THE EXERCISE: Gather up every line that includes the string "Control".

THE RECORDS:
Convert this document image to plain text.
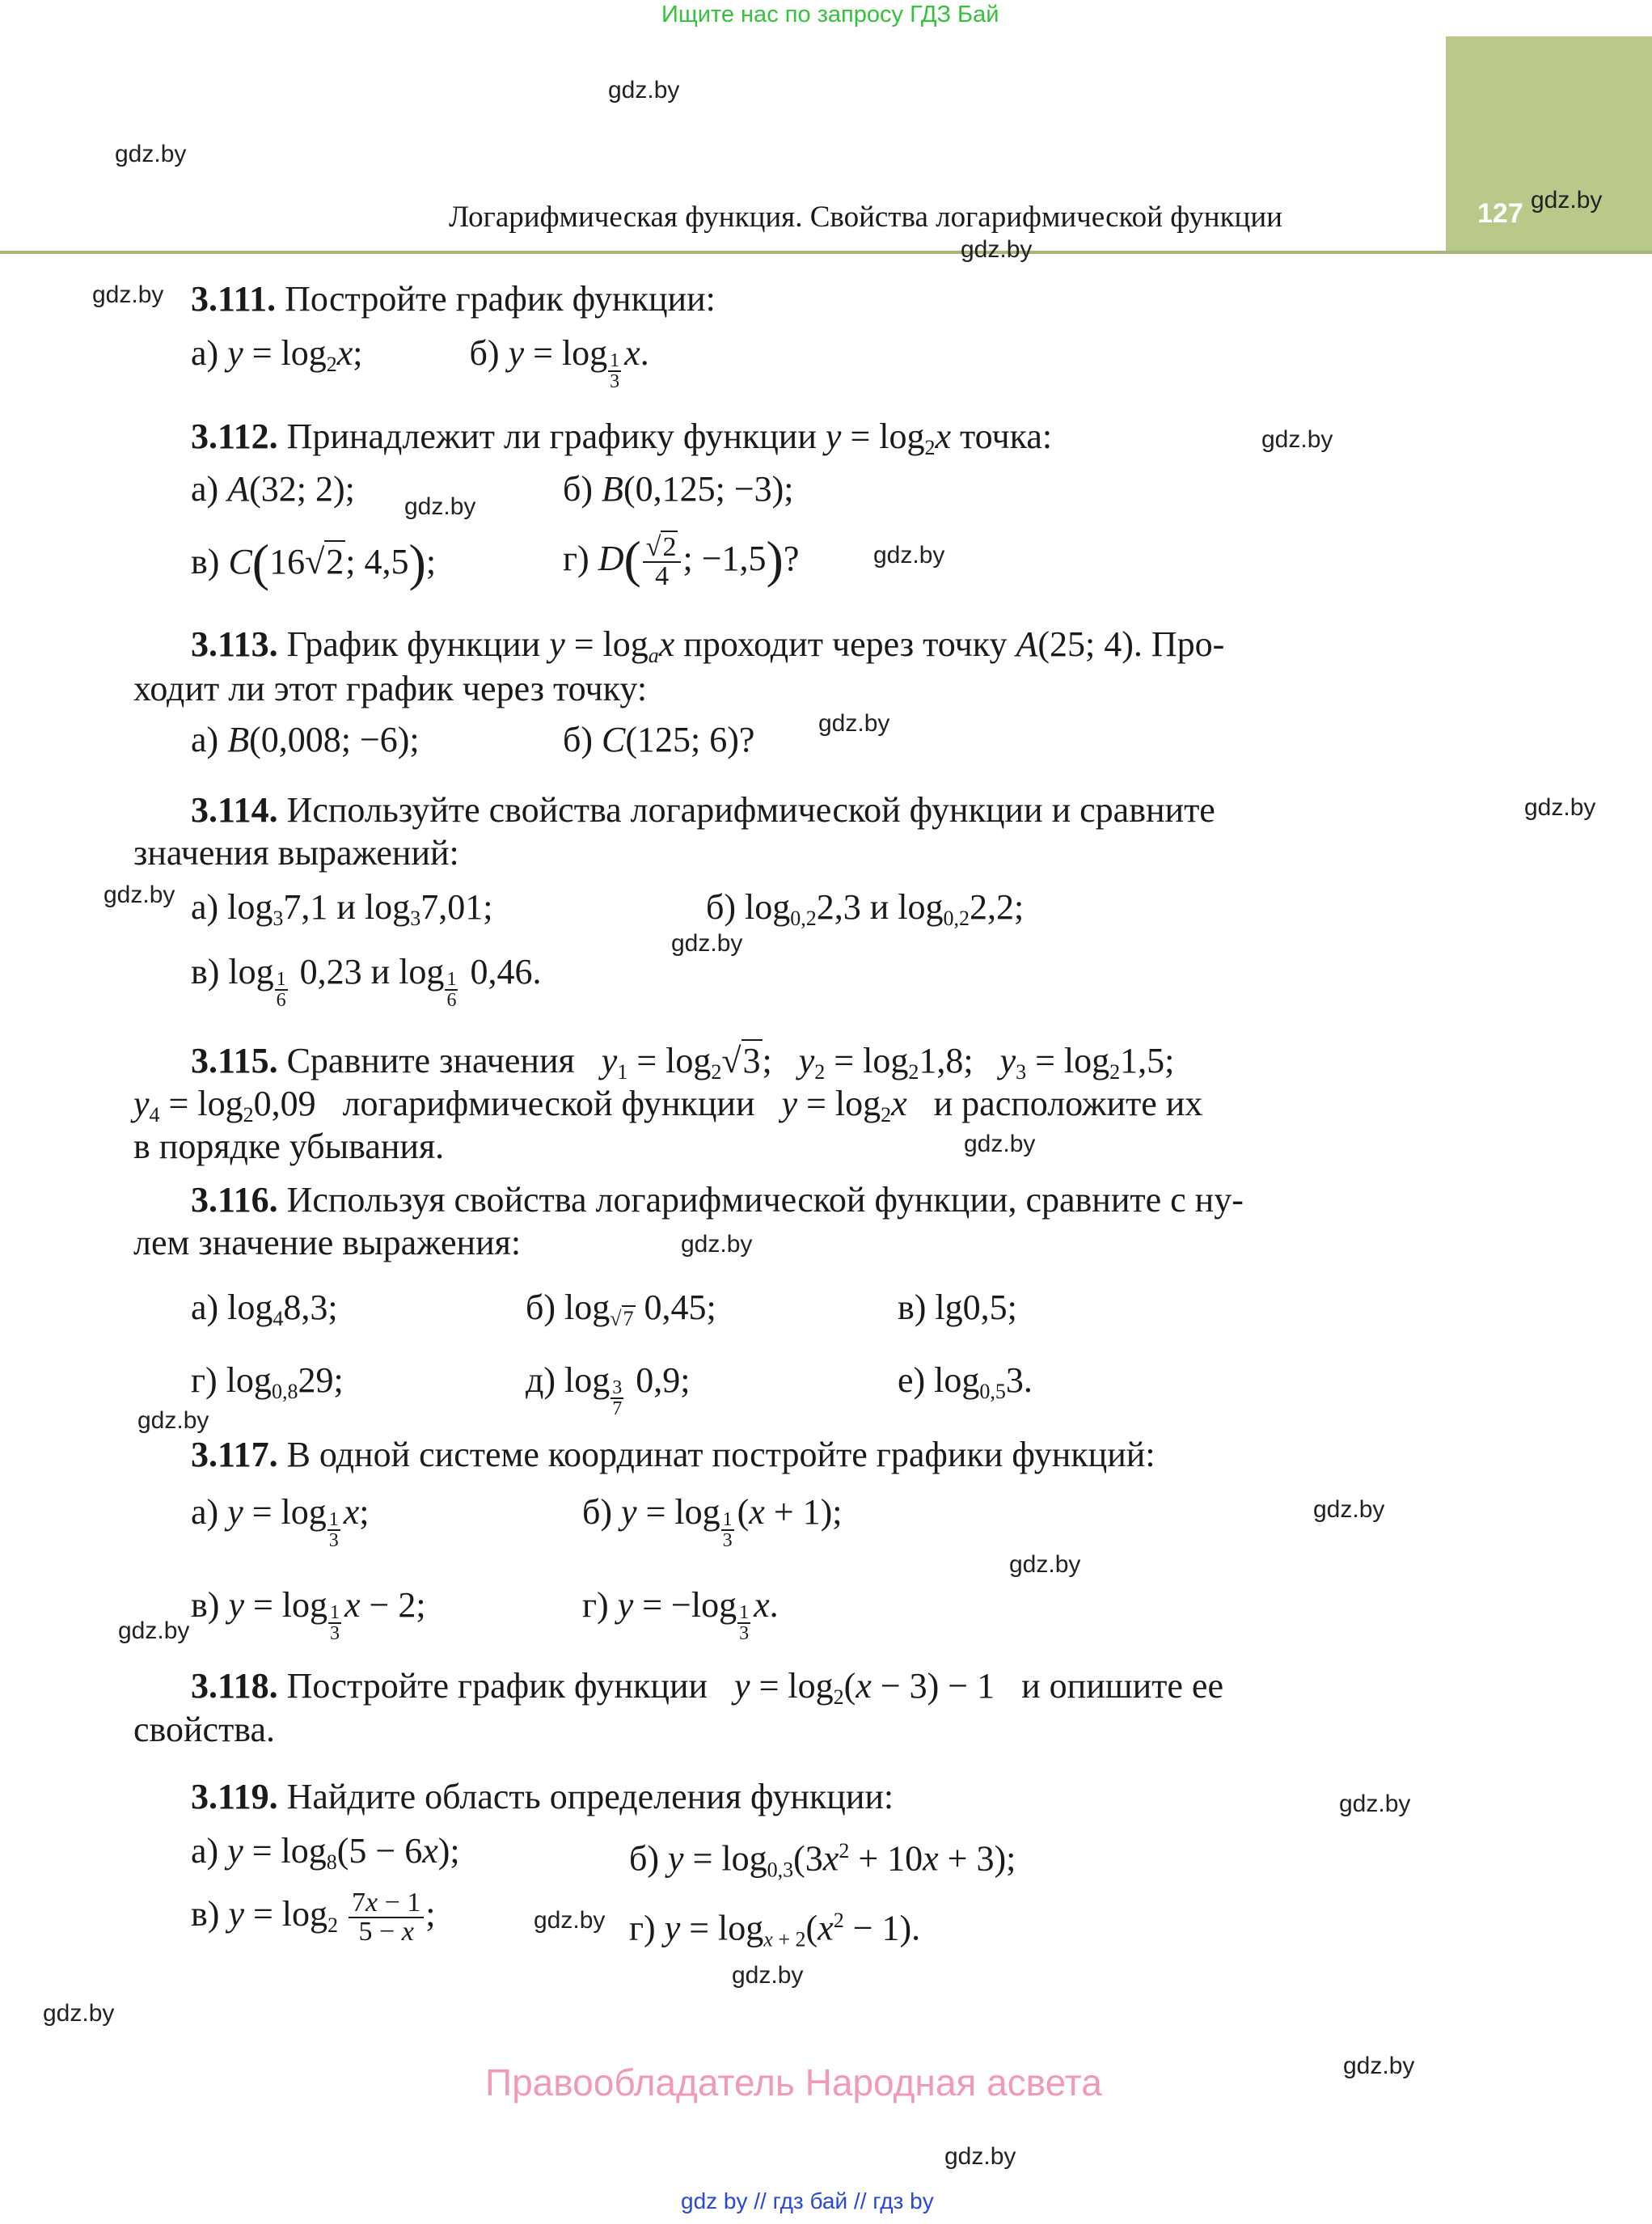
Ищите нас по запросу ГДЗ Бай
127
Логарифмическая функция. Свойства логарифмической функции
gdz.by
gdz.by
gdz.by
gdz.by
gdz.by
gdz.by
gdz.by
gdz.by
gdz.by
gdz.by
gdz.by
gdz.by
gdz.by
gdz.by
gdz.by
gdz.by
gdz.by
gdz.by
gdz.by
gdz.by
gdz.by
gdz.by
gdz.by
gdz.by
3.111. Постройте график функции:
а) $y = \log_2x$;	б) $y = \log \frac{1}{3} x$.
3.112. Принадлежит ли графику функции $y = \log_2x$ точка:
а) A(32; 2);	б) B(0,125; −3);
в) C(16√2; 4,5);	г) $D( \frac{√2}{4}$ ; −1,5)?
3.113. График функции $y = \log_ax$ проходит через точку A(25; 4). Про-
ходит ли этот график через точку:
а) B(0,008; −6);	б) C(125; 6)?
3.114. Используйте свойства логарифмической функции и сравните
значения выражений:
а) $\log_37,1$ и $\log_37,01$;	б) $\log_{0,2}2,3$ и $\log_{0,2}2,2$;
в) $\log \frac{1}{6} 0,23$ и $\log \frac{1}{6} 0,46$.
3.115. Сравните значения $y_1 = \log_2√3$;   $y_2 = \log_21,8$;   $y_3 = \log_21,5$;
$y_4 = \log_20,09$   логарифмической функции $y = \log_2x$ и расположите их
в порядке убывания.
3.116. Используя свойства логарифмической функции, сравните с ну-
лем значение выражения:
а) $\log_48,3$;	б) $\log_{√7} 0,45$;	в) lg0,5;
г) $\log_{0,8}29$;	д) $\log \frac{3}{7} 0,9$;	е) $\log_{0,5}3$.
3.117. В одной системе координат постройте графики функций:
а) $y = \log \frac{1}{3} x$;	б) $y = \log \frac{1}{3} (x + 1)$;
в) $y = \log \frac{1}{3}$ x − 2;	г) $y = -\log \frac{1}{3} x$.
3.118. Постройте график функции $y = \log_2(x - 3) - 1$   и опишите ее
свойства.
3.119. Найдите область определения функции:
а) $y = \log_8(5 - 6x)$;	б) $y = \log_{0,3}(3x^2 + 10x + 3)$;
в) $y = \log_2 \frac{7x - 1}{5 - x}$ ;	г) $y = \log_{x + 2}(x^2 - 1)$.
Правообладатель Народная асвета
gdz by // гдз бай // гдз by
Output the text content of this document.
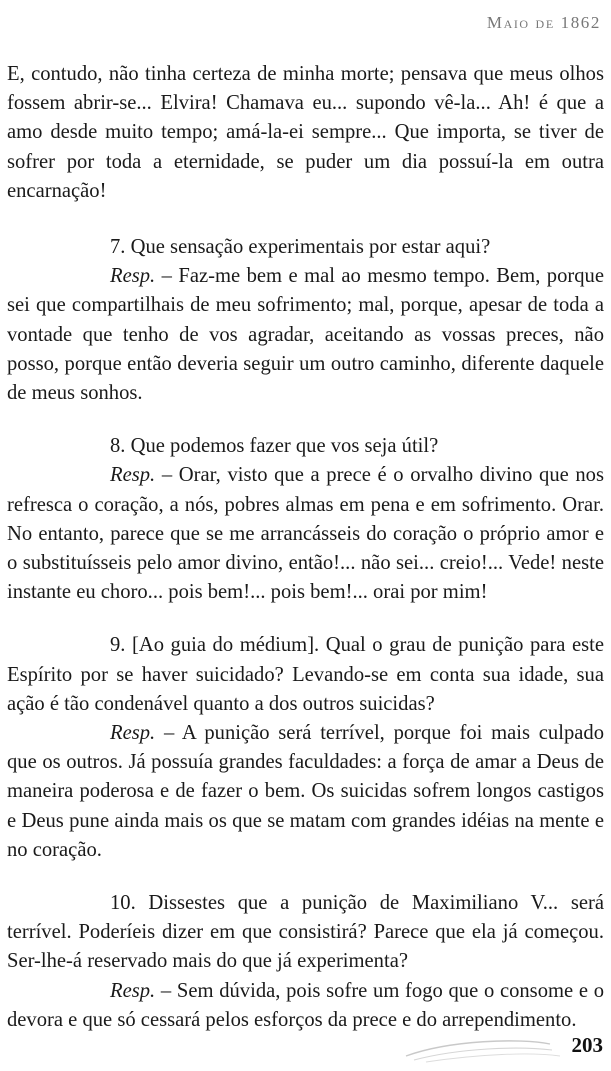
Maio de 1862

E, contudo, não tinha certeza de minha morte; pensava que meus olhos fossem abrir-se... Elvira! Chamava eu... supondo vê-la... Ah! é que a amo desde muito tempo; amá-la-ei sempre... Que importa, se tiver de sofrer por toda a eternidade, se puder um dia possuí-la em outra encarnação!

7. Que sensação experimentais por estar aqui?

Resp. – Faz-me bem e mal ao mesmo tempo. Bem, porque sei que compartilhais de meu sofrimento; mal, porque, apesar de toda a vontade que tenho de vos agradar, aceitando as vossas preces, não posso, porque então deveria seguir um outro caminho, diferente daquele de meus sonhos.

8. Que podemos fazer que vos seja útil?

Resp. – Orar, visto que a prece é o orvalho divino que nos refresca o coração, a nós, pobres almas em pena e em sofrimento. Orar. No entanto, parece que se me arrancásseis do coração o próprio amor e o substituísseis pelo amor divino, então!... não sei... creio!... Vede! neste instante eu choro... pois bem!... pois bem!... orai por mim!

9. [Ao guia do médium]. Qual o grau de punição para este Espírito por se haver suicidado? Levando-se em conta sua idade, sua ação é tão condenável quanto a dos outros suicidas?

Resp. – A punição será terrível, porque foi mais culpado que os outros. Já possuía grandes faculdades: a força de amar a Deus de maneira poderosa e de fazer o bem. Os suicidas sofrem longos castigos e Deus pune ainda mais os que se matam com grandes idéias na mente e no coração.

10. Dissestes que a punição de Maximiliano V... será terrível. Poderíeis dizer em que consistirá? Parece que ela já começou. Ser-lhe-á reservado mais do que já experimenta?

Resp. – Sem dúvida, pois sofre um fogo que o consome e o devora e que só cessará pelos esforços da prece e do arrependimento.

203
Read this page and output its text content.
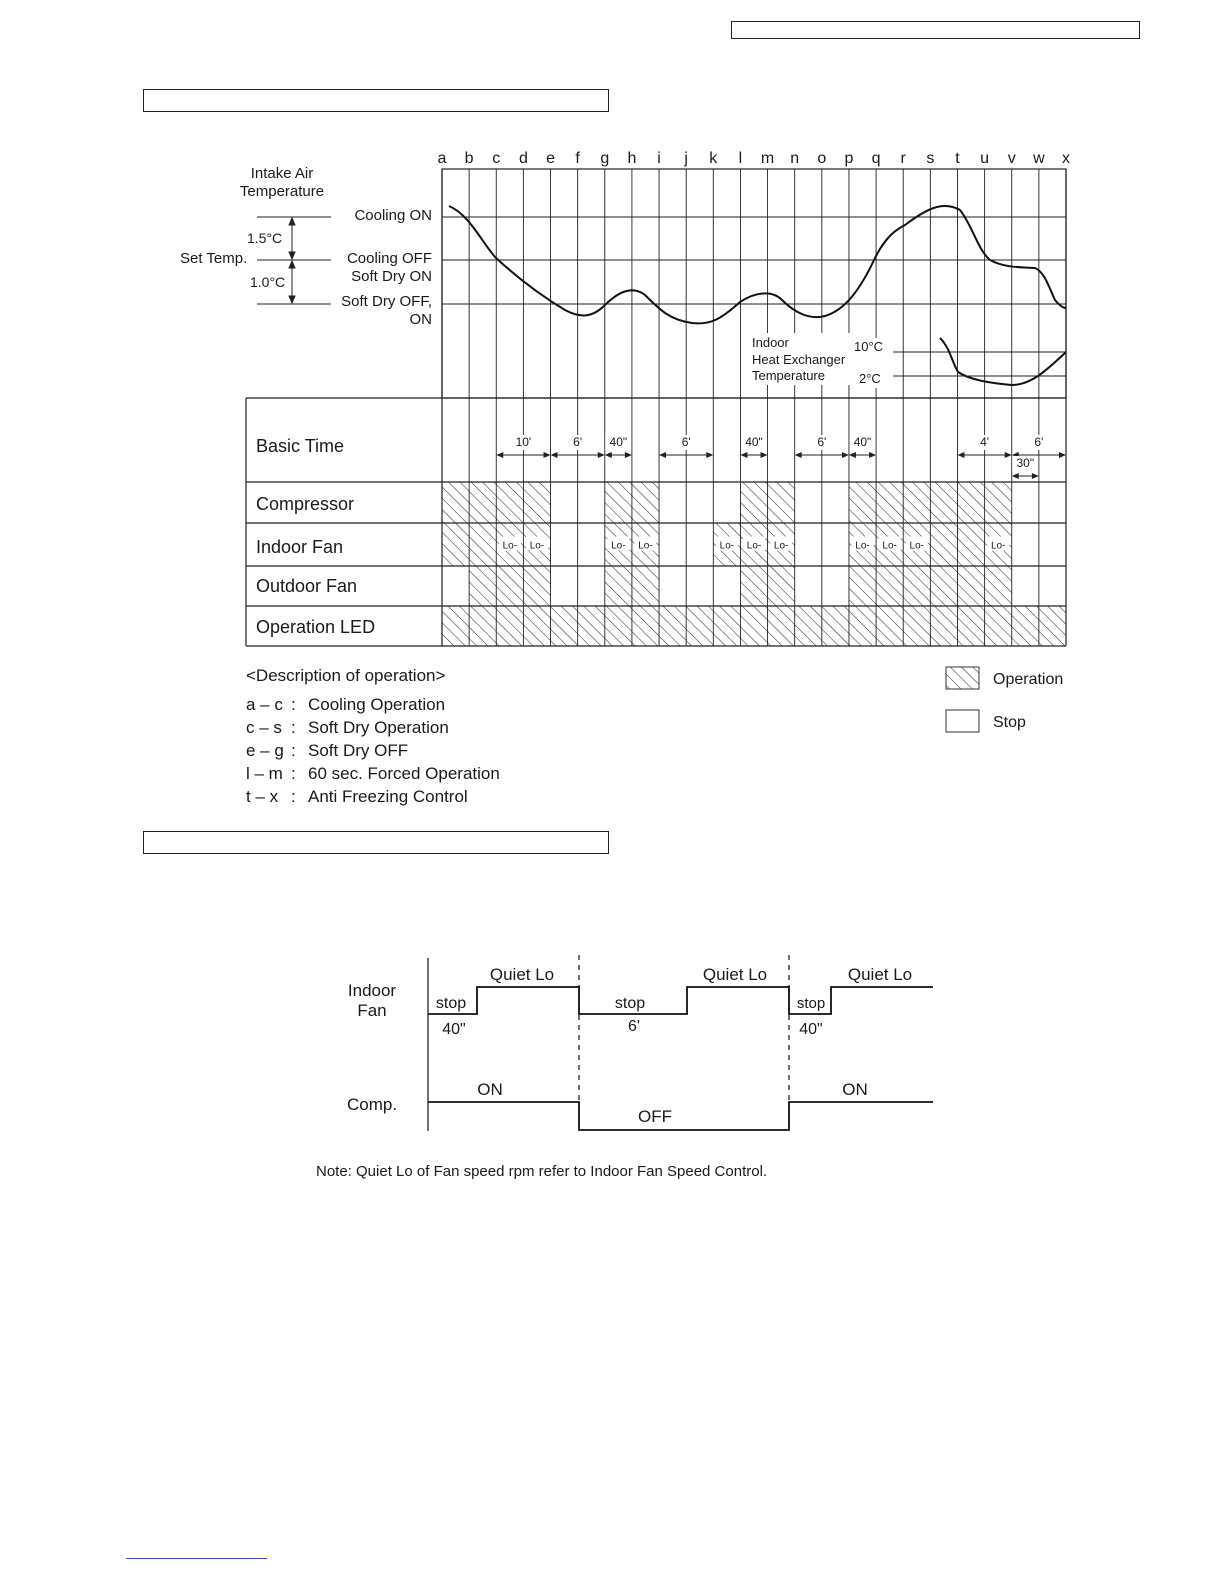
Intake Air
Temperature
Set Temp.
1.5°C
1.0°C
Cooling ON
Cooling OFF
Soft Dry ON
Soft Dry OFF,
ON
Indoor
Heat Exchanger
Temperature
10°C
2°C
Basic Time
Compressor
Indoor Fan
Outdoor Fan
Operation LED
a b c d e f g h i j k l m n o p q r s t u v w x
10'	6' 40"	6'	40"	6' 40"	4'	6'
30"
Lo- Lo-	Lo- Lo-	Lo- Lo- Lo-	Lo- Lo- Lo-	Lo-
Operation
Stop
<Description of operation>
a – c : Cooling Operation
c – s : Soft Dry Operation
e – g : Soft Dry OFF
l – m : 60 sec. Forced Operation
t – x : Anti Freezing Control
Indoor
Fan
Comp.
Quiet Lo	Quiet Lo	Quiet Lo
stop	stop	stop
40"	6'	40"
ON
OFF
ON
Note: Quiet Lo of Fan speed rpm refer to Indoor Fan Speed Control.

THE ANSWER:
t – x : Anti Freezing Control
Note: Quiet Lo of Fan speed rpm refer to Indoor Fan Speed Control.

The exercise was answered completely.